MATERIAL —
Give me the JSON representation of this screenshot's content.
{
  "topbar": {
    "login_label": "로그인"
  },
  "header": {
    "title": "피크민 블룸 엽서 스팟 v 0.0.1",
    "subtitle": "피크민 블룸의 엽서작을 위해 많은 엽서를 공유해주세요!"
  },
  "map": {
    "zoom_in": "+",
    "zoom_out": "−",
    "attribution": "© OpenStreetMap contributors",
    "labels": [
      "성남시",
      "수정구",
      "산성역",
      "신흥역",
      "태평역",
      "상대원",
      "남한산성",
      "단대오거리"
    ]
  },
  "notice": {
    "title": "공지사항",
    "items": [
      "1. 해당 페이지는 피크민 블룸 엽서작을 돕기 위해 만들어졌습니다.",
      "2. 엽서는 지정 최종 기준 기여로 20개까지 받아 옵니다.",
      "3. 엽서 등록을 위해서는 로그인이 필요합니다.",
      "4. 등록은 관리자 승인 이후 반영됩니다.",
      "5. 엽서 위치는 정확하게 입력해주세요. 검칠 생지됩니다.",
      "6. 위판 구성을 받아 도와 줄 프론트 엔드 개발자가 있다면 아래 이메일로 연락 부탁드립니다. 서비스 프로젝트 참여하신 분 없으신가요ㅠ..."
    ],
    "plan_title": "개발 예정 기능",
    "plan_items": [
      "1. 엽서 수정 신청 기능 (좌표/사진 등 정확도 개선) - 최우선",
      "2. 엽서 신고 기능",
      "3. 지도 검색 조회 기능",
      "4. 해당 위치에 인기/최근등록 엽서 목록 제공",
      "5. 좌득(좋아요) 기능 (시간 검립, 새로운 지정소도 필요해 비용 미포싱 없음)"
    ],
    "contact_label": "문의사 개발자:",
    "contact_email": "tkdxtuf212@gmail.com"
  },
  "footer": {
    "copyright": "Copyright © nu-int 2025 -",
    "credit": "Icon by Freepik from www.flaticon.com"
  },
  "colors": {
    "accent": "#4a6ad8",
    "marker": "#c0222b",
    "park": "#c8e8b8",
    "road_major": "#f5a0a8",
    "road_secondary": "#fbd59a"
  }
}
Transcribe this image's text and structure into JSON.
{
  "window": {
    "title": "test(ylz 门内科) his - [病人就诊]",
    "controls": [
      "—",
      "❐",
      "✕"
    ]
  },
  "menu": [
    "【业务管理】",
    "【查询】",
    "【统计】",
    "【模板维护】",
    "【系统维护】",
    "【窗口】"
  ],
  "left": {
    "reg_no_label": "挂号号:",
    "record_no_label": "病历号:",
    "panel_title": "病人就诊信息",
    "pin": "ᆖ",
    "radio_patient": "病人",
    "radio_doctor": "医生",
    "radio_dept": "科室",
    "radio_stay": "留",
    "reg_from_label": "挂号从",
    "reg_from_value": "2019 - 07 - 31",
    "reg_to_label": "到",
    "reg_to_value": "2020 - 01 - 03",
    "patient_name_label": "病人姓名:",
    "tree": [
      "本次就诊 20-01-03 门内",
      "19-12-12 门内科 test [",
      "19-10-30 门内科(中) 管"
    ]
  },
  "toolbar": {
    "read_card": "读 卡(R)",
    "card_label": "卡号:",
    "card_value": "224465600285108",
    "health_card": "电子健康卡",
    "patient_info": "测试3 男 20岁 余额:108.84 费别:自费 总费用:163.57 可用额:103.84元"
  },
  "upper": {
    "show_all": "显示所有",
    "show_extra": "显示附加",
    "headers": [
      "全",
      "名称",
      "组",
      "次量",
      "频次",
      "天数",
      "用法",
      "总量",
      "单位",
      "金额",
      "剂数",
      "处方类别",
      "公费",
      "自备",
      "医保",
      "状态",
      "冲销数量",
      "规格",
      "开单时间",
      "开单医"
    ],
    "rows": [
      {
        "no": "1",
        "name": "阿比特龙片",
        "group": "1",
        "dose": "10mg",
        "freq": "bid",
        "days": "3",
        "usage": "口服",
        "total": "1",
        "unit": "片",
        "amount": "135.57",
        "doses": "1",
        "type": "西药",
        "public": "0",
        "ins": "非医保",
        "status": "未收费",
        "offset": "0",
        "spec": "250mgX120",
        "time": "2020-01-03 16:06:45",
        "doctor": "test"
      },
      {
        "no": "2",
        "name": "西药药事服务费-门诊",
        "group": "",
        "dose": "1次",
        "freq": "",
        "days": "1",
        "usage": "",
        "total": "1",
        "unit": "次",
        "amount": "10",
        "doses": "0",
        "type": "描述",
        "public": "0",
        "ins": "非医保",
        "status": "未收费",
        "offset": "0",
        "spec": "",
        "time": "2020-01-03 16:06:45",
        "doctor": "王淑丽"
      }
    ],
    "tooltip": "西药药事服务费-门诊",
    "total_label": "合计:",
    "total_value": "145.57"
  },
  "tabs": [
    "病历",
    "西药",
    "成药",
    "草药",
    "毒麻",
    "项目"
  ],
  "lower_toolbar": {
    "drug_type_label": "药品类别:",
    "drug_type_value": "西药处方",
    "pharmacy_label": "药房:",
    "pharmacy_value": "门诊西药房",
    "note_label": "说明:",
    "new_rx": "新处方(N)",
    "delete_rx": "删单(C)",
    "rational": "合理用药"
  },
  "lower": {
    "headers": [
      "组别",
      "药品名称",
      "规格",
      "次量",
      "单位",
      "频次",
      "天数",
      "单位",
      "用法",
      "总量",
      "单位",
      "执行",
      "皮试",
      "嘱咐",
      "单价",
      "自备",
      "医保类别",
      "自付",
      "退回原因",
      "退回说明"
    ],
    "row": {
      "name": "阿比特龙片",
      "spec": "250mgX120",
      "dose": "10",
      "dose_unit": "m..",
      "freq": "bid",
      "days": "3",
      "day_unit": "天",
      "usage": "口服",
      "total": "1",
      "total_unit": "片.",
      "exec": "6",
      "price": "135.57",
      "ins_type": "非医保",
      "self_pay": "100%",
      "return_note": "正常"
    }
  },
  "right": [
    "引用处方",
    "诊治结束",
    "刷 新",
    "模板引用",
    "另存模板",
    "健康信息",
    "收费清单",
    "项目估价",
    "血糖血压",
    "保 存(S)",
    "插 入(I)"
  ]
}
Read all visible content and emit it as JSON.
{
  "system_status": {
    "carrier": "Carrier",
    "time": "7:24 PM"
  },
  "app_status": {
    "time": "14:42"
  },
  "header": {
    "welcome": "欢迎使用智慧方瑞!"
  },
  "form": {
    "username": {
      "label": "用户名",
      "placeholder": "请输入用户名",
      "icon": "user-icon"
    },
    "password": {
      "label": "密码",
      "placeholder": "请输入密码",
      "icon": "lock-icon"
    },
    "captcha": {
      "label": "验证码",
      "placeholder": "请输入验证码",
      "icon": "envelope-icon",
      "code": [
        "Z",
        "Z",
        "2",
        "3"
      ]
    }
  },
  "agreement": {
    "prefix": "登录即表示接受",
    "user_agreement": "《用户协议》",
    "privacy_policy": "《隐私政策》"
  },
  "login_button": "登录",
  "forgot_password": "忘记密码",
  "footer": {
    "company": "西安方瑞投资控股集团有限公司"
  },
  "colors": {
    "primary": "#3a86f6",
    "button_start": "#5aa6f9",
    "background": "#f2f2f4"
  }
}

TASK DIRECTIONS — Copy all the lines, exactly.

CORRECT ANSWER —
Give me the JSON representation of this screenshot's content.
{
  "topbar": {
    "login_label": "로그인"
  },
  "header": {
    "title": "피크민 블룸 엽서 스팟 v 0.0.1",
    "subtitle": "피크민 블룸의 엽서작을 위해 많은 엽서를 공유해주세요!"
  },
  "map": {
    "zoom_in": "+",
    "zoom_out": "−",
    "attribution": "© OpenStreetMap contributors",
    "labels": [
      "성남시",
      "수정구",
      "산성역",
      "신흥역",
      "태평역",
      "상대원",
      "남한산성",
      "단대오거리"
    ]
  },
  "notice": {
    "title": "공지사항",
    "items": [
      "1. 해당 페이지는 피크민 블룸 엽서작을 돕기 위해 만들어졌습니다.",
      "2. 엽서는 지정 최종 기준 기여로 20개까지 받아 옵니다.",
      "3. 엽서 등록을 위해서는 로그인이 필요합니다.",
      "4. 등록은 관리자 승인 이후 반영됩니다.",
      "5. 엽서 위치는 정확하게 입력해주세요. 검칠 생지됩니다.",
      "6. 위판 구성을 받아 도와 줄 프론트 엔드 개발자가 있다면 아래 이메일로 연락 부탁드립니다. 서비스 프로젝트 참여하신 분 없으신가요ㅠ..."
    ],
    "plan_title": "개발 예정 기능",
    "plan_items": [
      "1. 엽서 수정 신청 기능 (좌표/사진 등 정확도 개선) - 최우선",
      "2. 엽서 신고 기능",
      "3. 지도 검색 조회 기능",
      "4. 해당 위치에 인기/최근등록 엽서 목록 제공",
      "5. 좌득(좋아요) 기능 (시간 검립, 새로운 지정소도 필요해 비용 미포싱 없음)"
    ],
    "contact_label": "문의사 개발자:",
    "contact_email": "tkdxtuf212@gmail.com"
  },
  "footer": {
    "copyright": "Copyright © nu-int 2025 -",
    "credit": "Icon by Freepik from www.flaticon.com"
  },
  "colors": {
    "accent": "#4a6ad8",
    "marker": "#c0222b",
    "park": "#c8e8b8",
    "road_major": "#f5a0a8",
    "road_secondary": "#fbd59a"
  }
}
Transcribe this image's text and structure into JSON.
{
  "window": {
    "title": "test(ylz 门内科) his - [病人就诊]",
    "controls": [
      "—",
      "❐",
      "✕"
    ]
  },
  "menu": [
    "【业务管理】",
    "【查询】",
    "【统计】",
    "【模板维护】",
    "【系统维护】",
    "【窗口】"
  ],
  "left": {
    "reg_no_label": "挂号号:",
    "record_no_label": "病历号:",
    "panel_title": "病人就诊信息",
    "pin": "ᆖ",
    "radio_patient": "病人",
    "radio_doctor": "医生",
    "radio_dept": "科室",
    "radio_stay": "留",
    "reg_from_label": "挂号从",
    "reg_from_value": "2019 - 07 - 31",
    "reg_to_label": "到",
    "reg_to_value": "2020 - 01 - 03",
    "patient_name_label": "病人姓名:",
    "tree": [
      "本次就诊 20-01-03 门内",
      "19-12-12 门内科 test [",
      "19-10-30 门内科(中) 管"
    ]
  },
  "toolbar": {
    "read_card": "读 卡(R)",
    "card_label": "卡号:",
    "card_value": "224465600285108",
    "health_card": "电子健康卡",
    "patient_info": "测试3 男 20岁 余额:108.84 费别:自费 总费用:163.57 可用额:103.84元"
  },
  "upper": {
    "show_all": "显示所有",
    "show_extra": "显示附加",
    "headers": [
      "全",
      "名称",
      "组",
      "次量",
      "频次",
      "天数",
      "用法",
      "总量",
      "单位",
      "金额",
      "剂数",
      "处方类别",
      "公费",
      "自备",
      "医保",
      "状态",
      "冲销数量",
      "规格",
      "开单时间",
      "开单医"
    ],
    "rows": [
      {
        "no": "1",
        "name": "阿比特龙片",
        "group": "1",
        "dose": "10mg",
        "freq": "bid",
        "days": "3",
        "usage": "口服",
        "total": "1",
        "unit": "片",
        "amount": "135.57",
        "doses": "1",
        "type": "西药",
        "public": "0",
        "ins": "非医保",
        "status": "未收费",
        "offset": "0",
        "spec": "250mgX120",
        "time": "2020-01-03 16:06:45",
        "doctor": "test"
      },
      {
        "no": "2",
        "name": "西药药事服务费-门诊",
        "group": "",
        "dose": "1次",
        "freq": "",
        "days": "1",
        "usage": "",
        "total": "1",
        "unit": "次",
        "amount": "10",
        "doses": "0",
        "type": "描述",
        "public": "0",
        "ins": "非医保",
        "status": "未收费",
        "offset": "0",
        "spec": "",
        "time": "2020-01-03 16:06:45",
        "doctor": "王淑丽"
      }
    ],
    "tooltip": "西药药事服务费-门诊",
    "total_label": "合计:",
    "total_value": "145.57"
  },
  "tabs": [
    "病历",
    "西药",
    "成药",
    "草药",
    "毒麻",
    "项目"
  ],
  "lower_toolbar": {
    "drug_type_label": "药品类别:",
    "drug_type_value": "西药处方",
    "pharmacy_label": "药房:",
    "pharmacy_value": "门诊西药房",
    "note_label": "说明:",
    "new_rx": "新处方(N)",
    "delete_rx": "删单(C)",
    "rational": "合理用药"
  },
  "lower": {
    "headers": [
      "组别",
      "药品名称",
      "规格",
      "次量",
      "单位",
      "频次",
      "天数",
      "单位",
      "用法",
      "总量",
      "单位",
      "执行",
      "皮试",
      "嘱咐",
      "单价",
      "自备",
      "医保类别",
      "自付",
      "退回原因",
      "退回说明"
    ],
    "row": {
      "name": "阿比特龙片",
      "spec": "250mgX120",
      "dose": "10",
      "dose_unit": "m..",
      "freq": "bid",
      "days": "3",
      "day_unit": "天",
      "usage": "口服",
      "total": "1",
      "total_unit": "片.",
      "exec": "6",
      "price": "135.57",
      "ins_type": "非医保",
      "self_pay": "100%",
      "return_note": "正常"
    }
  },
  "right": [
    "引用处方",
    "诊治结束",
    "刷 新",
    "模板引用",
    "另存模板",
    "健康信息",
    "收费清单",
    "项目估价",
    "血糖血压",
    "保 存(S)",
    "插 入(I)"
  ]
}
Read all visible content and emit it as JSON.
{
  "system_status": {
    "carrier": "Carrier",
    "time": "7:24 PM"
  },
  "app_status": {
    "time": "14:42"
  },
  "header": {
    "welcome": "欢迎使用智慧方瑞!"
  },
  "form": {
    "username": {
      "label": "用户名",
      "placeholder": "请输入用户名",
      "icon": "user-icon"
    },
    "password": {
      "label": "密码",
      "placeholder": "请输入密码",
      "icon": "lock-icon"
    },
    "captcha": {
      "label": "验证码",
      "placeholder": "请输入验证码",
      "icon": "envelope-icon",
      "code": [
        "Z",
        "Z",
        "2",
        "3"
      ]
    }
  },
  "agreement": {
    "prefix": "登录即表示接受",
    "user_agreement": "《用户协议》",
    "privacy_policy": "《隐私政策》"
  },
  "login_button": "登录",
  "forgot_password": "忘记密码",
  "footer": {
    "company": "西安方瑞投资控股集团有限公司"
  },
  "colors": {
    "primary": "#3a86f6",
    "button_start": "#5aa6f9",
    "background": "#f2f2f4"
  }
}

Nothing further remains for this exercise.